[Items from a dataset]
***

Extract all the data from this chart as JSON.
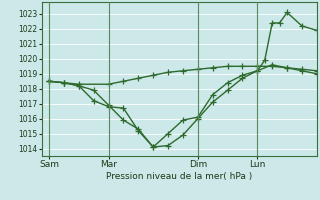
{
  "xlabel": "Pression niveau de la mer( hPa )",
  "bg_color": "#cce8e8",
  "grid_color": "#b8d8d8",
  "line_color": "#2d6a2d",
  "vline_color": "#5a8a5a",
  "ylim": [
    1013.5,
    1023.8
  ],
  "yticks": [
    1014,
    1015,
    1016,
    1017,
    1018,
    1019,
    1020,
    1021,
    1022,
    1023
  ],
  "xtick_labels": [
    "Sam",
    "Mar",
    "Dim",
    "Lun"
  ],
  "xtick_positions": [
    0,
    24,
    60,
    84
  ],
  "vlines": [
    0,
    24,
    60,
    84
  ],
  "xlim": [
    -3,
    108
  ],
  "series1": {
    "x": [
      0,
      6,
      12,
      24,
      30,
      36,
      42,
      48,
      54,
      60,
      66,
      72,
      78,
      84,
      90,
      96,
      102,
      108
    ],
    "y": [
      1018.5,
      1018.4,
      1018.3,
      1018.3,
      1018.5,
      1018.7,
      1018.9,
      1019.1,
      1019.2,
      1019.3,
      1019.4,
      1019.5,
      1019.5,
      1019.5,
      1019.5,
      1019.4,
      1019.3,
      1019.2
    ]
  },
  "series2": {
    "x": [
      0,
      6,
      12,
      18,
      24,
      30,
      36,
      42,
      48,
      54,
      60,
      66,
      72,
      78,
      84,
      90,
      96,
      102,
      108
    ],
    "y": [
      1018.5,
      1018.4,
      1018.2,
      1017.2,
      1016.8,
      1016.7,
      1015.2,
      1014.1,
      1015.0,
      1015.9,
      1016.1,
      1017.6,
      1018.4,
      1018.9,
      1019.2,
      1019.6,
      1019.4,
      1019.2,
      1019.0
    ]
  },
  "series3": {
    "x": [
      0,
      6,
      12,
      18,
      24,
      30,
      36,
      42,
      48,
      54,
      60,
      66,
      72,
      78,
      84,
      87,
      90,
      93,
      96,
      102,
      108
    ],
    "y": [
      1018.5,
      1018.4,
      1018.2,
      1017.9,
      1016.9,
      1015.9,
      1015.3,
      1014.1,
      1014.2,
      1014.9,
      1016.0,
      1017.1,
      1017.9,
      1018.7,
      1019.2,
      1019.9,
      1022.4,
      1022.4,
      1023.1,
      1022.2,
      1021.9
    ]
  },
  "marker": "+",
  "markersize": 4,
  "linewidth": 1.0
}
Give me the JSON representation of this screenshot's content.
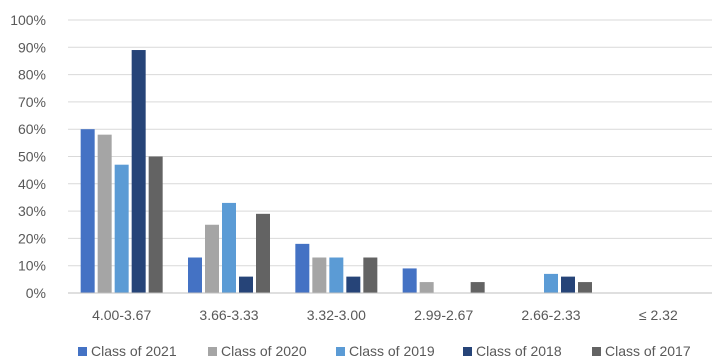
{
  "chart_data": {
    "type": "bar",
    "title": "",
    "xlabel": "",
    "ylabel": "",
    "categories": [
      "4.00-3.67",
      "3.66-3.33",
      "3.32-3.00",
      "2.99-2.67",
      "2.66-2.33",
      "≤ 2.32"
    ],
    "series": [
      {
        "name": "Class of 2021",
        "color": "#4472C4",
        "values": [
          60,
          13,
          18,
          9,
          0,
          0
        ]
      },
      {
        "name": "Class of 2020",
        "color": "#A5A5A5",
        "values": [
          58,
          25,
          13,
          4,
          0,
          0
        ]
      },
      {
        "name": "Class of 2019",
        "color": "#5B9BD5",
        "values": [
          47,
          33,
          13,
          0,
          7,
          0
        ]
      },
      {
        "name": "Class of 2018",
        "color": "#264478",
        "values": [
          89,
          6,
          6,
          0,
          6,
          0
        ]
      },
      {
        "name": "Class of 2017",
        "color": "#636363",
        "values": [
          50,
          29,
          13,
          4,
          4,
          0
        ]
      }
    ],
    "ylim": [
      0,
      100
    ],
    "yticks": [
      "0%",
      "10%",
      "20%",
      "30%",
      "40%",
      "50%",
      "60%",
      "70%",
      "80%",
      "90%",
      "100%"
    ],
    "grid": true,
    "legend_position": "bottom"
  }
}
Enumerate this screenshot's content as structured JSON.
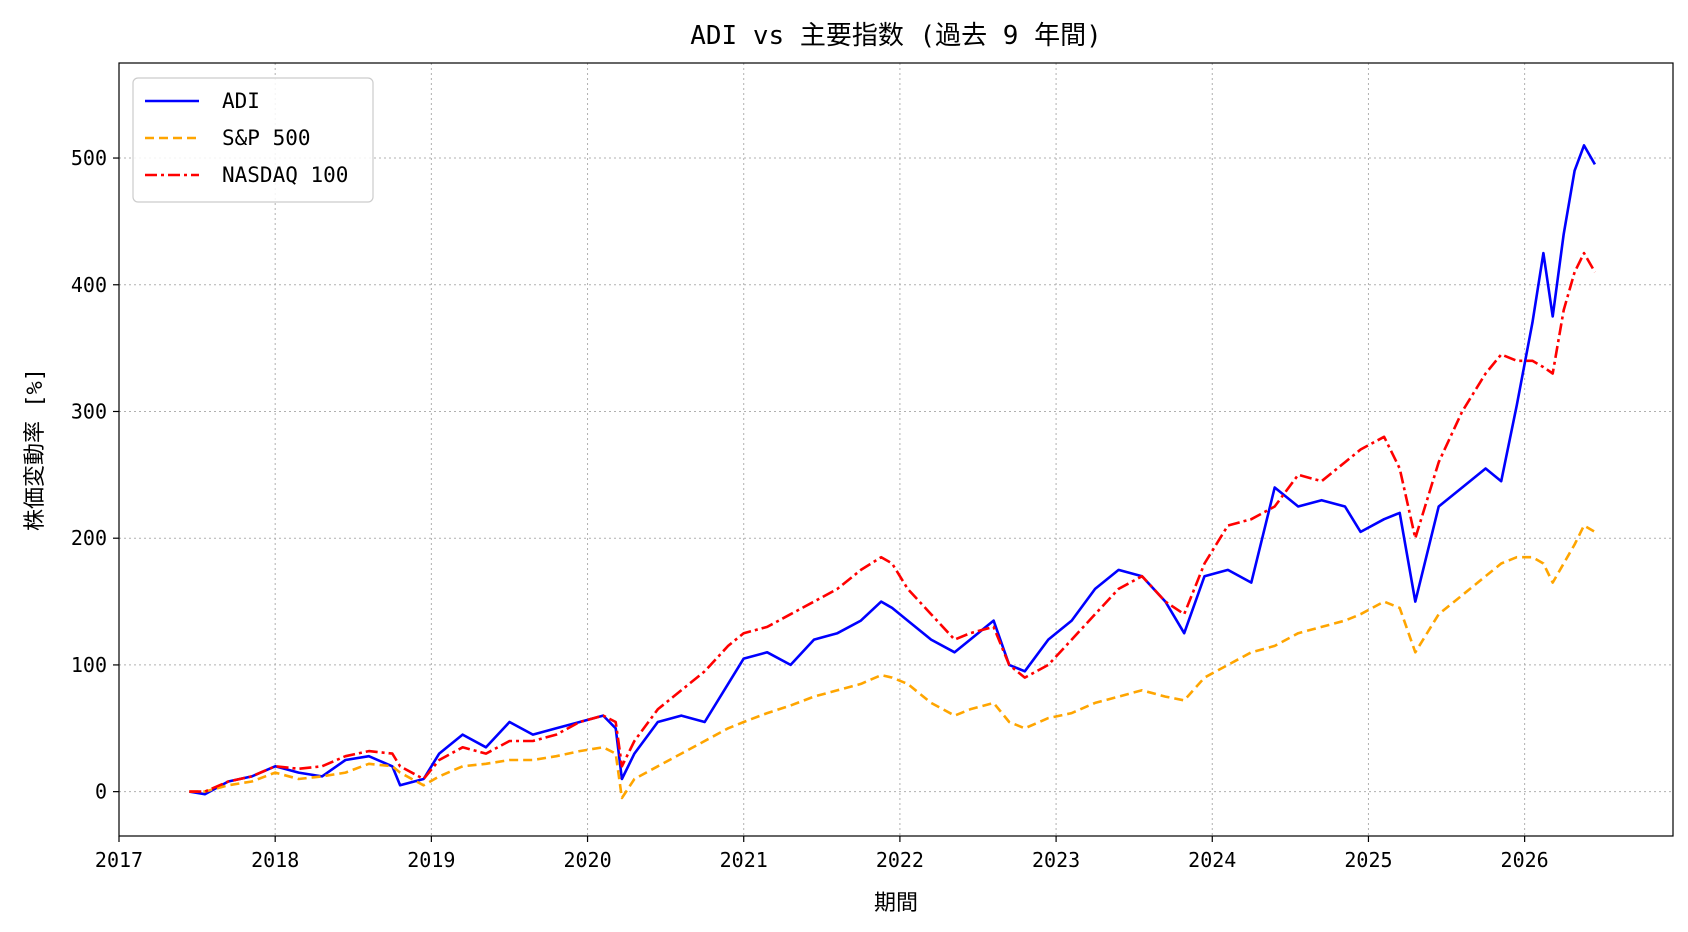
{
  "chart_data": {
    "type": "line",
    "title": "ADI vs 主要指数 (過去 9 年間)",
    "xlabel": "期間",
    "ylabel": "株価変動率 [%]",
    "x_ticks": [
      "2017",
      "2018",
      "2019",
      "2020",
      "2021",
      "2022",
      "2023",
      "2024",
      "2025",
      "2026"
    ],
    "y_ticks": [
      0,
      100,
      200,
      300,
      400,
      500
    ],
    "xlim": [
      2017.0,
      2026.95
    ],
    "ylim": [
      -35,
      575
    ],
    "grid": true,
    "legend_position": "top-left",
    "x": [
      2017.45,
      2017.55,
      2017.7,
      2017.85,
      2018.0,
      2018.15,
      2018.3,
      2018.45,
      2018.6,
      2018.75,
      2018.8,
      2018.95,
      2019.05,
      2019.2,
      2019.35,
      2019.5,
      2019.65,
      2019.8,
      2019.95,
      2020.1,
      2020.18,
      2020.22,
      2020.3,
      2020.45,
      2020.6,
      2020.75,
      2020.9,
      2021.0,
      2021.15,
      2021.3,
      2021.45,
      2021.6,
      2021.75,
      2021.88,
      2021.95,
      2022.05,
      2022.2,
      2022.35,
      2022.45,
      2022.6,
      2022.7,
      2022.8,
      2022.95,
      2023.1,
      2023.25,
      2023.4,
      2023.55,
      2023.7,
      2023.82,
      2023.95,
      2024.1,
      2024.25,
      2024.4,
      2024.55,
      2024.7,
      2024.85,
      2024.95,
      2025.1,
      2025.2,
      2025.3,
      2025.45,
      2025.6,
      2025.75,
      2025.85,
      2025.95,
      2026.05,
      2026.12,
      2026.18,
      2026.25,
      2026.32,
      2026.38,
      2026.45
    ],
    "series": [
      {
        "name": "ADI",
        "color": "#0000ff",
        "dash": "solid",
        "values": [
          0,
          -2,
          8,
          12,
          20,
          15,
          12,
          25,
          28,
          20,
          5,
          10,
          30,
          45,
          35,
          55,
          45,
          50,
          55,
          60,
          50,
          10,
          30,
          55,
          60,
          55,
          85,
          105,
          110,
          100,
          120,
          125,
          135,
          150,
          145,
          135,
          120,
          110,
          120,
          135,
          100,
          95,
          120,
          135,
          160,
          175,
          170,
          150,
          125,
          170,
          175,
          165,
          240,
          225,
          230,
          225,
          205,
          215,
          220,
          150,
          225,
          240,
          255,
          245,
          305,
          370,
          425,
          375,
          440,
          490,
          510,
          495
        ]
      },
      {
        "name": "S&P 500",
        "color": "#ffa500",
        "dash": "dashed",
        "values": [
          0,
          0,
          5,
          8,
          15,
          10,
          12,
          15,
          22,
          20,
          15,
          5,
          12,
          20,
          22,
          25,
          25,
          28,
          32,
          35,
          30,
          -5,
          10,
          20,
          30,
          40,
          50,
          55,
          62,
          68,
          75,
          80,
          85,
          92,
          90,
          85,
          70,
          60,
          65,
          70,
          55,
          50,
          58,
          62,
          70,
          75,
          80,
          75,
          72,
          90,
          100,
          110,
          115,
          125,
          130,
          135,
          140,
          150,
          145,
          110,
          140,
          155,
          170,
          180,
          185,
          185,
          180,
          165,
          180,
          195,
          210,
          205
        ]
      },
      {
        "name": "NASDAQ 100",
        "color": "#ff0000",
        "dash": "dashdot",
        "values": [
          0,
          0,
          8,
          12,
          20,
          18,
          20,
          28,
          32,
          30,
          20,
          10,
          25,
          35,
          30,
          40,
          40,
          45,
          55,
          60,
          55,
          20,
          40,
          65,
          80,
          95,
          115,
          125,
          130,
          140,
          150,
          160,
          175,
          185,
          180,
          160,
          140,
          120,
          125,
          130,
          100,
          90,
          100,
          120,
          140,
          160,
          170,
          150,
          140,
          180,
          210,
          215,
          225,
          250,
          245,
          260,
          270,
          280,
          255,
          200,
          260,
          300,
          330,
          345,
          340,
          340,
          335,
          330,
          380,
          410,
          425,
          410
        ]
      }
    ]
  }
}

***

Copy all the entries word for word. Omit any pictures.

__Problem solution__:
Extract all the data from this chart as JSON.
{
  "xlabel": "Pression niveau de la mer( hPa )",
  "bg_color": "#cce8e8",
  "grid_color": "#b8d8d8",
  "line_color": "#2d6a2d",
  "vline_color": "#5a8a5a",
  "ylim": [
    1013.5,
    1023.8
  ],
  "yticks": [
    1014,
    1015,
    1016,
    1017,
    1018,
    1019,
    1020,
    1021,
    1022,
    1023
  ],
  "xtick_labels": [
    "Sam",
    "Mar",
    "Dim",
    "Lun"
  ],
  "xtick_positions": [
    0,
    24,
    60,
    84
  ],
  "vlines": [
    0,
    24,
    60,
    84
  ],
  "xlim": [
    -3,
    108
  ],
  "series1": {
    "x": [
      0,
      6,
      12,
      24,
      30,
      36,
      42,
      48,
      54,
      60,
      66,
      72,
      78,
      84,
      90,
      96,
      102,
      108
    ],
    "y": [
      1018.5,
      1018.4,
      1018.3,
      1018.3,
      1018.5,
      1018.7,
      1018.9,
      1019.1,
      1019.2,
      1019.3,
      1019.4,
      1019.5,
      1019.5,
      1019.5,
      1019.5,
      1019.4,
      1019.3,
      1019.2
    ]
  },
  "series2": {
    "x": [
      0,
      6,
      12,
      18,
      24,
      30,
      36,
      42,
      48,
      54,
      60,
      66,
      72,
      78,
      84,
      90,
      96,
      102,
      108
    ],
    "y": [
      1018.5,
      1018.4,
      1018.2,
      1017.2,
      1016.8,
      1016.7,
      1015.2,
      1014.1,
      1015.0,
      1015.9,
      1016.1,
      1017.6,
      1018.4,
      1018.9,
      1019.2,
      1019.6,
      1019.4,
      1019.2,
      1019.0
    ]
  },
  "series3": {
    "x": [
      0,
      6,
      12,
      18,
      24,
      30,
      36,
      42,
      48,
      54,
      60,
      66,
      72,
      78,
      84,
      87,
      90,
      93,
      96,
      102,
      108
    ],
    "y": [
      1018.5,
      1018.4,
      1018.2,
      1017.9,
      1016.9,
      1015.9,
      1015.3,
      1014.1,
      1014.2,
      1014.9,
      1016.0,
      1017.1,
      1017.9,
      1018.7,
      1019.2,
      1019.9,
      1022.4,
      1022.4,
      1023.1,
      1022.2,
      1021.9
    ]
  },
  "marker": "+",
  "markersize": 4,
  "linewidth": 1.0
}
Give me the JSON representation of this screenshot's content.
{
  "chart_data": {
    "type": "bar",
    "title": "",
    "xlabel": "",
    "ylabel": "",
    "categories": [
      "4.00-3.67",
      "3.66-3.33",
      "3.32-3.00",
      "2.99-2.67",
      "2.66-2.33",
      "≤ 2.32"
    ],
    "series": [
      {
        "name": "Class of 2021",
        "color": "#4472C4",
        "values": [
          60,
          13,
          18,
          9,
          0,
          0
        ]
      },
      {
        "name": "Class of 2020",
        "color": "#A5A5A5",
        "values": [
          58,
          25,
          13,
          4,
          0,
          0
        ]
      },
      {
        "name": "Class of 2019",
        "color": "#5B9BD5",
        "values": [
          47,
          33,
          13,
          0,
          7,
          0
        ]
      },
      {
        "name": "Class of 2018",
        "color": "#264478",
        "values": [
          89,
          6,
          6,
          0,
          6,
          0
        ]
      },
      {
        "name": "Class of 2017",
        "color": "#636363",
        "values": [
          50,
          29,
          13,
          4,
          4,
          0
        ]
      }
    ],
    "ylim": [
      0,
      100
    ],
    "yticks": [
      "0%",
      "10%",
      "20%",
      "30%",
      "40%",
      "50%",
      "60%",
      "70%",
      "80%",
      "90%",
      "100%"
    ],
    "grid": true,
    "legend_position": "bottom"
  }
}
Enumerate this screenshot's content as structured JSON.
{
  "chart_data": {
    "type": "line",
    "title": "ADI vs 主要指数 (過去 9 年間)",
    "xlabel": "期間",
    "ylabel": "株価変動率 [%]",
    "x_ticks": [
      "2017",
      "2018",
      "2019",
      "2020",
      "2021",
      "2022",
      "2023",
      "2024",
      "2025",
      "2026"
    ],
    "y_ticks": [
      0,
      100,
      200,
      300,
      400,
      500
    ],
    "xlim": [
      2017.0,
      2026.95
    ],
    "ylim": [
      -35,
      575
    ],
    "grid": true,
    "legend_position": "top-left",
    "x": [
      2017.45,
      2017.55,
      2017.7,
      2017.85,
      2018.0,
      2018.15,
      2018.3,
      2018.45,
      2018.6,
      2018.75,
      2018.8,
      2018.95,
      2019.05,
      2019.2,
      2019.35,
      2019.5,
      2019.65,
      2019.8,
      2019.95,
      2020.1,
      2020.18,
      2020.22,
      2020.3,
      2020.45,
      2020.6,
      2020.75,
      2020.9,
      2021.0,
      2021.15,
      2021.3,
      2021.45,
      2021.6,
      2021.75,
      2021.88,
      2021.95,
      2022.05,
      2022.2,
      2022.35,
      2022.45,
      2022.6,
      2022.7,
      2022.8,
      2022.95,
      2023.1,
      2023.25,
      2023.4,
      2023.55,
      2023.7,
      2023.82,
      2023.95,
      2024.1,
      2024.25,
      2024.4,
      2024.55,
      2024.7,
      2024.85,
      2024.95,
      2025.1,
      2025.2,
      2025.3,
      2025.45,
      2025.6,
      2025.75,
      2025.85,
      2025.95,
      2026.05,
      2026.12,
      2026.18,
      2026.25,
      2026.32,
      2026.38,
      2026.45
    ],
    "series": [
      {
        "name": "ADI",
        "color": "#0000ff",
        "dash": "solid",
        "values": [
          0,
          -2,
          8,
          12,
          20,
          15,
          12,
          25,
          28,
          20,
          5,
          10,
          30,
          45,
          35,
          55,
          45,
          50,
          55,
          60,
          50,
          10,
          30,
          55,
          60,
          55,
          85,
          105,
          110,
          100,
          120,
          125,
          135,
          150,
          145,
          135,
          120,
          110,
          120,
          135,
          100,
          95,
          120,
          135,
          160,
          175,
          170,
          150,
          125,
          170,
          175,
          165,
          240,
          225,
          230,
          225,
          205,
          215,
          220,
          150,
          225,
          240,
          255,
          245,
          305,
          370,
          425,
          375,
          440,
          490,
          510,
          495
        ]
      },
      {
        "name": "S&P 500",
        "color": "#ffa500",
        "dash": "dashed",
        "values": [
          0,
          0,
          5,
          8,
          15,
          10,
          12,
          15,
          22,
          20,
          15,
          5,
          12,
          20,
          22,
          25,
          25,
          28,
          32,
          35,
          30,
          -5,
          10,
          20,
          30,
          40,
          50,
          55,
          62,
          68,
          75,
          80,
          85,
          92,
          90,
          85,
          70,
          60,
          65,
          70,
          55,
          50,
          58,
          62,
          70,
          75,
          80,
          75,
          72,
          90,
          100,
          110,
          115,
          125,
          130,
          135,
          140,
          150,
          145,
          110,
          140,
          155,
          170,
          180,
          185,
          185,
          180,
          165,
          180,
          195,
          210,
          205
        ]
      },
      {
        "name": "NASDAQ 100",
        "color": "#ff0000",
        "dash": "dashdot",
        "values": [
          0,
          0,
          8,
          12,
          20,
          18,
          20,
          28,
          32,
          30,
          20,
          10,
          25,
          35,
          30,
          40,
          40,
          45,
          55,
          60,
          55,
          20,
          40,
          65,
          80,
          95,
          115,
          125,
          130,
          140,
          150,
          160,
          175,
          185,
          180,
          160,
          140,
          120,
          125,
          130,
          100,
          90,
          100,
          120,
          140,
          160,
          170,
          150,
          140,
          180,
          210,
          215,
          225,
          250,
          245,
          260,
          270,
          280,
          255,
          200,
          260,
          300,
          330,
          345,
          340,
          340,
          335,
          330,
          380,
          410,
          425,
          410
        ]
      }
    ]
  }
}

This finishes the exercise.